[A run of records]

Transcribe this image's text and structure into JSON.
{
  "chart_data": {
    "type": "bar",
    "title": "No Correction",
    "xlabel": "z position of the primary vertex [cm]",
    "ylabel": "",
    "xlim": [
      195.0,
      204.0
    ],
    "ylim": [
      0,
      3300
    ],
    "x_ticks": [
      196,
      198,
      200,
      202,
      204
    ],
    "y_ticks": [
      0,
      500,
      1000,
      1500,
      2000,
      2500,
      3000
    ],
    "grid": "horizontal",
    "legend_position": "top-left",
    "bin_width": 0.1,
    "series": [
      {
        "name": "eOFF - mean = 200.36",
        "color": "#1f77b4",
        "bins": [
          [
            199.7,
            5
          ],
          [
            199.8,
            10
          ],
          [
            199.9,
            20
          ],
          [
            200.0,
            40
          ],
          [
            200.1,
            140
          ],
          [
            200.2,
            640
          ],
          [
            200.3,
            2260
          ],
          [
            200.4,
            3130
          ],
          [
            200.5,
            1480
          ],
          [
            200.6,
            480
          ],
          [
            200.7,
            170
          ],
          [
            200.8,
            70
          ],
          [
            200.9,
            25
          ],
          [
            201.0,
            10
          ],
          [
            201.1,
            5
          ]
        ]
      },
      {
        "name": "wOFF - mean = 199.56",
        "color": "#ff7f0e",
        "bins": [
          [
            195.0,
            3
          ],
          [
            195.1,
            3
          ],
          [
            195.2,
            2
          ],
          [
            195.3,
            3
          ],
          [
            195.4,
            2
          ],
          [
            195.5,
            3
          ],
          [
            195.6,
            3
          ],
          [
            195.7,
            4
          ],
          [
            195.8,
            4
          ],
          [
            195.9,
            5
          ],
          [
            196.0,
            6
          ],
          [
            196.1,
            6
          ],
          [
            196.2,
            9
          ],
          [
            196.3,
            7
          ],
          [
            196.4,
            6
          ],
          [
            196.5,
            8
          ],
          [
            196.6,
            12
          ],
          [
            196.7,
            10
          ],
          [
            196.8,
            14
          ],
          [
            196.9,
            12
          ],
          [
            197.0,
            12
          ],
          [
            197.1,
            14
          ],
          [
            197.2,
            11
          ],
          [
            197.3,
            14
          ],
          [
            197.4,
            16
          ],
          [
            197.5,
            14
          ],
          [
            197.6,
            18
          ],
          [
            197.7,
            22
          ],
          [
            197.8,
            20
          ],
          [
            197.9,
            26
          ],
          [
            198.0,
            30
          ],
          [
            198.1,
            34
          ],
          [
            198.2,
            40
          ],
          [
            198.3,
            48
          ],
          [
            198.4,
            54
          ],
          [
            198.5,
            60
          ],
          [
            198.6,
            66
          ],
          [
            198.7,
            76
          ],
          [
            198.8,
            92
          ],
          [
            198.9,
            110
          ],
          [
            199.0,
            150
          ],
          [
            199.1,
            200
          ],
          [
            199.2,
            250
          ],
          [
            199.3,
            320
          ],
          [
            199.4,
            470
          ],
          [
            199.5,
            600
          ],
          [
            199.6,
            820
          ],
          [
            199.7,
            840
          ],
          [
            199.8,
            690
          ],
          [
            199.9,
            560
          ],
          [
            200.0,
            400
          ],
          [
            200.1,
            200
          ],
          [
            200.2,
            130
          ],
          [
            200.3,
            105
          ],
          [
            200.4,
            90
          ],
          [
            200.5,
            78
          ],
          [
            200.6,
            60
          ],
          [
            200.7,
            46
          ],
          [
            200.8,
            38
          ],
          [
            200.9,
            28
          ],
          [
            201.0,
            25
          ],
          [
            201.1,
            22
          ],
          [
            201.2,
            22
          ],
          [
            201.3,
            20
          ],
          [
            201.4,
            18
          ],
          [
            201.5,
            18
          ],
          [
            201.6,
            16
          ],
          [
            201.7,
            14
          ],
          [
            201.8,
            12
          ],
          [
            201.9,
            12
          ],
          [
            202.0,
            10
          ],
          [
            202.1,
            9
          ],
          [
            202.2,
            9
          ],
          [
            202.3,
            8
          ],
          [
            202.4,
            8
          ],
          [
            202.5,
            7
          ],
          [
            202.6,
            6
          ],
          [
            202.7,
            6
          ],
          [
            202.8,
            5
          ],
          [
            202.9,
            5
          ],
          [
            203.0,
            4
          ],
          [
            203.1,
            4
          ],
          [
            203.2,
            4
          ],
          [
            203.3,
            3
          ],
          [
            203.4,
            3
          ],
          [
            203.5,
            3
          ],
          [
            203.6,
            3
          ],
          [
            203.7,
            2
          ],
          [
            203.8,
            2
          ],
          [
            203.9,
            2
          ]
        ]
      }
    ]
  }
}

**EXERCISE DIRECTIONS**
Reproduce each entry from the records above, character for character.

**FULL RESPONSE**
Transcribe this image's text and structure into JSON.
{
  "chart_data": {
    "type": "bar",
    "title": "No Correction",
    "xlabel": "z position of the primary vertex [cm]",
    "ylabel": "",
    "xlim": [
      195.0,
      204.0
    ],
    "ylim": [
      0,
      3300
    ],
    "x_ticks": [
      196,
      198,
      200,
      202,
      204
    ],
    "y_ticks": [
      0,
      500,
      1000,
      1500,
      2000,
      2500,
      3000
    ],
    "grid": "horizontal",
    "legend_position": "top-left",
    "bin_width": 0.1,
    "series": [
      {
        "name": "eOFF - mean = 200.36",
        "color": "#1f77b4",
        "bins": [
          [
            199.7,
            5
          ],
          [
            199.8,
            10
          ],
          [
            199.9,
            20
          ],
          [
            200.0,
            40
          ],
          [
            200.1,
            140
          ],
          [
            200.2,
            640
          ],
          [
            200.3,
            2260
          ],
          [
            200.4,
            3130
          ],
          [
            200.5,
            1480
          ],
          [
            200.6,
            480
          ],
          [
            200.7,
            170
          ],
          [
            200.8,
            70
          ],
          [
            200.9,
            25
          ],
          [
            201.0,
            10
          ],
          [
            201.1,
            5
          ]
        ]
      },
      {
        "name": "wOFF - mean = 199.56",
        "color": "#ff7f0e",
        "bins": [
          [
            195.0,
            3
          ],
          [
            195.1,
            3
          ],
          [
            195.2,
            2
          ],
          [
            195.3,
            3
          ],
          [
            195.4,
            2
          ],
          [
            195.5,
            3
          ],
          [
            195.6,
            3
          ],
          [
            195.7,
            4
          ],
          [
            195.8,
            4
          ],
          [
            195.9,
            5
          ],
          [
            196.0,
            6
          ],
          [
            196.1,
            6
          ],
          [
            196.2,
            9
          ],
          [
            196.3,
            7
          ],
          [
            196.4,
            6
          ],
          [
            196.5,
            8
          ],
          [
            196.6,
            12
          ],
          [
            196.7,
            10
          ],
          [
            196.8,
            14
          ],
          [
            196.9,
            12
          ],
          [
            197.0,
            12
          ],
          [
            197.1,
            14
          ],
          [
            197.2,
            11
          ],
          [
            197.3,
            14
          ],
          [
            197.4,
            16
          ],
          [
            197.5,
            14
          ],
          [
            197.6,
            18
          ],
          [
            197.7,
            22
          ],
          [
            197.8,
            20
          ],
          [
            197.9,
            26
          ],
          [
            198.0,
            30
          ],
          [
            198.1,
            34
          ],
          [
            198.2,
            40
          ],
          [
            198.3,
            48
          ],
          [
            198.4,
            54
          ],
          [
            198.5,
            60
          ],
          [
            198.6,
            66
          ],
          [
            198.7,
            76
          ],
          [
            198.8,
            92
          ],
          [
            198.9,
            110
          ],
          [
            199.0,
            150
          ],
          [
            199.1,
            200
          ],
          [
            199.2,
            250
          ],
          [
            199.3,
            320
          ],
          [
            199.4,
            470
          ],
          [
            199.5,
            600
          ],
          [
            199.6,
            820
          ],
          [
            199.7,
            840
          ],
          [
            199.8,
            690
          ],
          [
            199.9,
            560
          ],
          [
            200.0,
            400
          ],
          [
            200.1,
            200
          ],
          [
            200.2,
            130
          ],
          [
            200.3,
            105
          ],
          [
            200.4,
            90
          ],
          [
            200.5,
            78
          ],
          [
            200.6,
            60
          ],
          [
            200.7,
            46
          ],
          [
            200.8,
            38
          ],
          [
            200.9,
            28
          ],
          [
            201.0,
            25
          ],
          [
            201.1,
            22
          ],
          [
            201.2,
            22
          ],
          [
            201.3,
            20
          ],
          [
            201.4,
            18
          ],
          [
            201.5,
            18
          ],
          [
            201.6,
            16
          ],
          [
            201.7,
            14
          ],
          [
            201.8,
            12
          ],
          [
            201.9,
            12
          ],
          [
            202.0,
            10
          ],
          [
            202.1,
            9
          ],
          [
            202.2,
            9
          ],
          [
            202.3,
            8
          ],
          [
            202.4,
            8
          ],
          [
            202.5,
            7
          ],
          [
            202.6,
            6
          ],
          [
            202.7,
            6
          ],
          [
            202.8,
            5
          ],
          [
            202.9,
            5
          ],
          [
            203.0,
            4
          ],
          [
            203.1,
            4
          ],
          [
            203.2,
            4
          ],
          [
            203.3,
            3
          ],
          [
            203.4,
            3
          ],
          [
            203.5,
            3
          ],
          [
            203.6,
            3
          ],
          [
            203.7,
            2
          ],
          [
            203.8,
            2
          ],
          [
            203.9,
            2
          ]
        ]
      }
    ]
  }
}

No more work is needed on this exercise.